■ Work instructions
Wherever the string "label" appears in a line, extract that line.

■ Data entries
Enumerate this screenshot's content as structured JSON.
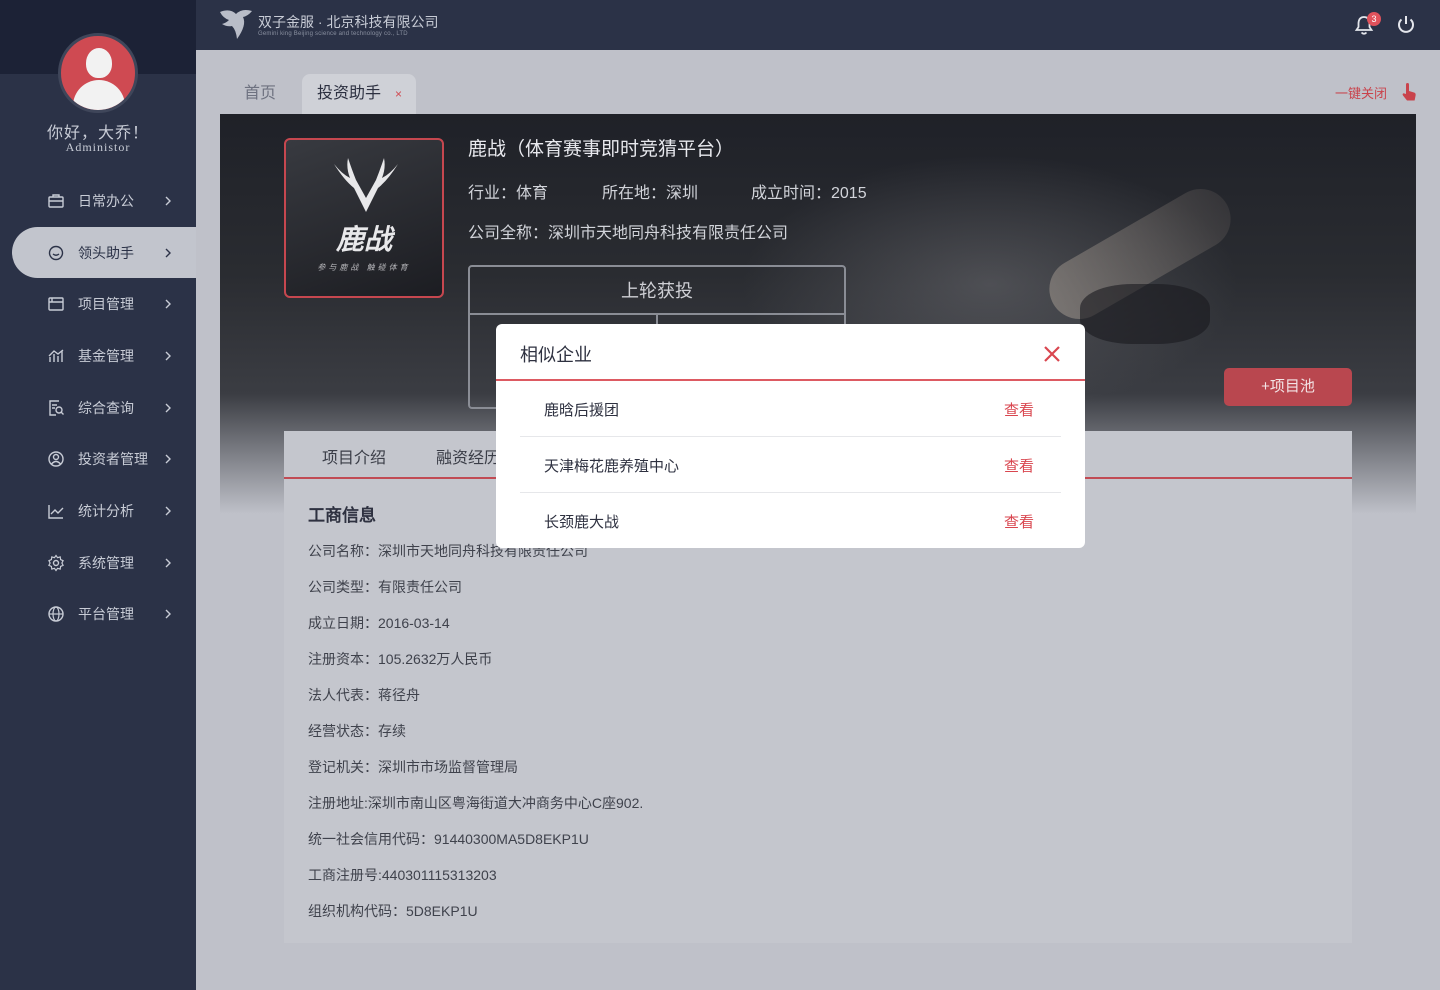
{
  "app": {
    "company_name": "双子金服 · 北京科技有限公司",
    "company_subtitle": "Gemini king Beijing science and technology co., LTD",
    "notification_count": "3"
  },
  "user": {
    "greeting": "你好，大乔！",
    "role": "Administor"
  },
  "sidebar": {
    "items": [
      {
        "label": "日常办公",
        "icon": "briefcase-icon",
        "active": false
      },
      {
        "label": "领头助手",
        "icon": "chat-icon",
        "active": true
      },
      {
        "label": "项目管理",
        "icon": "window-icon",
        "active": false
      },
      {
        "label": "基金管理",
        "icon": "trend-icon",
        "active": false
      },
      {
        "label": "综合查询",
        "icon": "doc-search-icon",
        "active": false
      },
      {
        "label": "投资者管理",
        "icon": "user-circle-icon",
        "active": false
      },
      {
        "label": "统计分析",
        "icon": "line-chart-icon",
        "active": false
      },
      {
        "label": "系统管理",
        "icon": "gear-icon",
        "active": false
      },
      {
        "label": "平台管理",
        "icon": "globe-icon",
        "active": false
      }
    ]
  },
  "tabs": {
    "home": "首页",
    "active": "投资助手",
    "active_close": "×",
    "close_all": "一键关闭"
  },
  "company": {
    "title": "鹿战（体育赛事即时竞猜平台）",
    "industry": "行业：体育",
    "location": "所在地：深圳",
    "founded": "成立时间：2015",
    "full_name": "公司全称：深圳市天地同舟科技有限责任公司",
    "logo_name": "鹿战",
    "logo_slogan": "参与鹿战 触碰体育",
    "last_round_title": "上轮获投",
    "add_pool": "+项目池"
  },
  "detail": {
    "tabs": [
      "项目介绍",
      "融资经历"
    ],
    "section_title": "工商信息",
    "rows": [
      "公司名称：深圳市天地同舟科技有限责任公司",
      "公司类型：有限责任公司",
      "成立日期：2016-03-14",
      "注册资本：105.2632万人民币",
      "法人代表：蒋径舟",
      "经营状态：存续",
      "登记机关：深圳市市场监督管理局",
      "注册地址:深圳市南山区粤海街道大冲商务中心C座902.",
      "统一社会信用代码：91440300MA5D8EKP1U",
      "工商注册号:440301115313203",
      "组织机构代码：5D8EKP1U"
    ]
  },
  "modal": {
    "title": "相似企业",
    "rows": [
      {
        "name": "鹿晗后援团",
        "action": "查看"
      },
      {
        "name": "天津梅花鹿养殖中心",
        "action": "查看"
      },
      {
        "name": "长颈鹿大战",
        "action": "查看"
      }
    ]
  },
  "colors": {
    "accent": "#d9464f",
    "sidebar_bg": "#2b3247",
    "content_dimmed": "#bfc1c9"
  }
}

■ Correct output
        "label": "日常办公",
        "label": "领头助手",
        "label": "项目管理",
        "label": "基金管理",
        "label": "综合查询",
        "label": "投资者管理",
        "label": "统计分析",
        "label": "系统管理",
        "label": "平台管理",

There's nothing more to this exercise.